> [PROBLEM TO SOLVE] Reproduce the records below exactly, leaving out any pictures.

> [EXTRACTED RECORDS]
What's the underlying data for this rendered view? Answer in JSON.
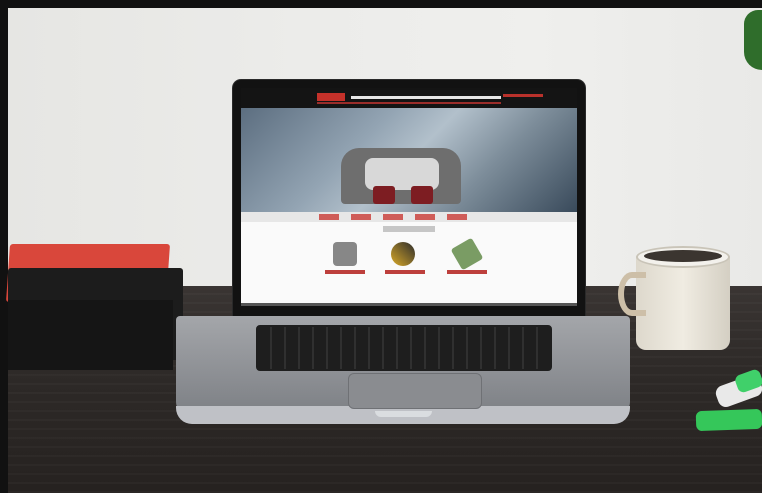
{
  "scene": {
    "description_label": "",
    "colors": {
      "wall": "#ececea",
      "desk": "#2e2a28",
      "book_red": "#d9473b",
      "laptop_screen_bg": "#121212",
      "mug": "#f0ece2",
      "highlighter": "#35c75a"
    },
    "laptop_screen": {
      "brand_color": "#c5312a"
    }
  }
}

> [SOLUTION FOR THIS TASK]
What's the underlying data for this rendered view? Answer in JSON.
{
  "scene": {
    "description_label": "",
    "colors": {
      "wall": "#ececea",
      "desk": "#2e2a28",
      "book_red": "#d9473b",
      "laptop_screen_bg": "#121212",
      "mug": "#f0ece2",
      "highlighter": "#35c75a"
    },
    "laptop_screen": {
      "brand_color": "#c5312a"
    }
  }
}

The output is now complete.